╭─ Exercise materials

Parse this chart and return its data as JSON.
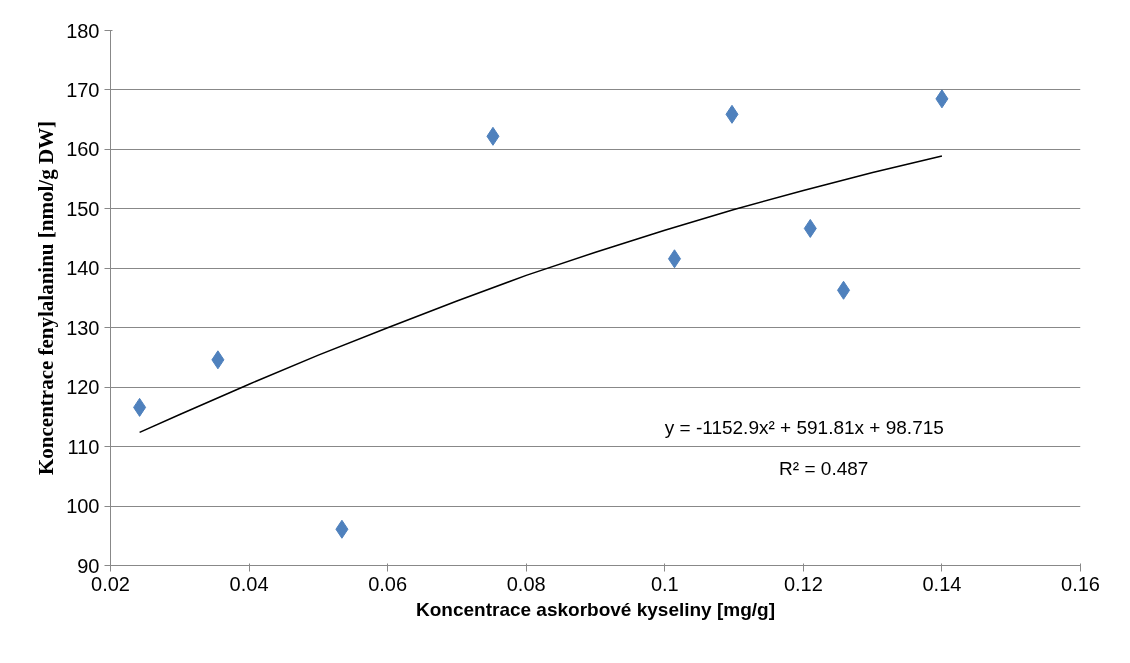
{
  "chart_data": {
    "type": "scatter",
    "xlabel": "Koncentrace askorbové kyseliny [mg/g]",
    "ylabel": "Koncentrace fenylalaninu [nmol/g DW]",
    "xlim": [
      0.02,
      0.16
    ],
    "xticks": [
      0.02,
      0.04,
      0.06,
      0.08,
      0.1,
      0.12,
      0.14,
      0.16
    ],
    "ylim": [
      90,
      180
    ],
    "yticks": [
      90,
      100,
      110,
      120,
      130,
      140,
      150,
      160,
      170,
      180
    ],
    "grid": "y",
    "marker": "diamond",
    "series": [
      {
        "color": "#4f81bd",
        "x": [
          0.0242,
          0.0355,
          0.0534,
          0.0752,
          0.1014,
          0.1097,
          0.121,
          0.1258,
          0.14
        ],
        "values": [
          116.6,
          124.6,
          96.1,
          162.2,
          141.6,
          165.9,
          146.7,
          136.3,
          168.5
        ]
      },
      {
        "type": "line",
        "color": "#000000",
        "marker": "none",
        "x": [
          0.0242,
          0.03,
          0.04,
          0.05,
          0.06,
          0.07,
          0.08,
          0.09,
          0.1,
          0.11,
          0.12,
          0.13,
          0.14
        ],
        "values": [
          112.4,
          115.4,
          120.5,
          125.4,
          130.0,
          134.5,
          138.8,
          142.7,
          146.4,
          149.9,
          153.1,
          156.1,
          158.9
        ]
      }
    ],
    "annotations": [
      "y = -1152.9x² + 591.81x + 98.715",
      "R² = 0.487"
    ]
  }
}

╰─

### Brief
Output all the records, word for word, with no pictures in the copy.

### The completed task
Parse this chart and return its data as JSON.
{
  "chart_data": {
    "type": "scatter",
    "xlabel": "Koncentrace askorbové kyseliny [mg/g]",
    "ylabel": "Koncentrace fenylalaninu [nmol/g DW]",
    "xlim": [
      0.02,
      0.16
    ],
    "xticks": [
      0.02,
      0.04,
      0.06,
      0.08,
      0.1,
      0.12,
      0.14,
      0.16
    ],
    "ylim": [
      90,
      180
    ],
    "yticks": [
      90,
      100,
      110,
      120,
      130,
      140,
      150,
      160,
      170,
      180
    ],
    "grid": "y",
    "marker": "diamond",
    "series": [
      {
        "color": "#4f81bd",
        "x": [
          0.0242,
          0.0355,
          0.0534,
          0.0752,
          0.1014,
          0.1097,
          0.121,
          0.1258,
          0.14
        ],
        "values": [
          116.6,
          124.6,
          96.1,
          162.2,
          141.6,
          165.9,
          146.7,
          136.3,
          168.5
        ]
      },
      {
        "type": "line",
        "color": "#000000",
        "marker": "none",
        "x": [
          0.0242,
          0.03,
          0.04,
          0.05,
          0.06,
          0.07,
          0.08,
          0.09,
          0.1,
          0.11,
          0.12,
          0.13,
          0.14
        ],
        "values": [
          112.4,
          115.4,
          120.5,
          125.4,
          130.0,
          134.5,
          138.8,
          142.7,
          146.4,
          149.9,
          153.1,
          156.1,
          158.9
        ]
      }
    ],
    "annotations": [
      "y = -1152.9x² + 591.81x + 98.715",
      "R² = 0.487"
    ]
  }
}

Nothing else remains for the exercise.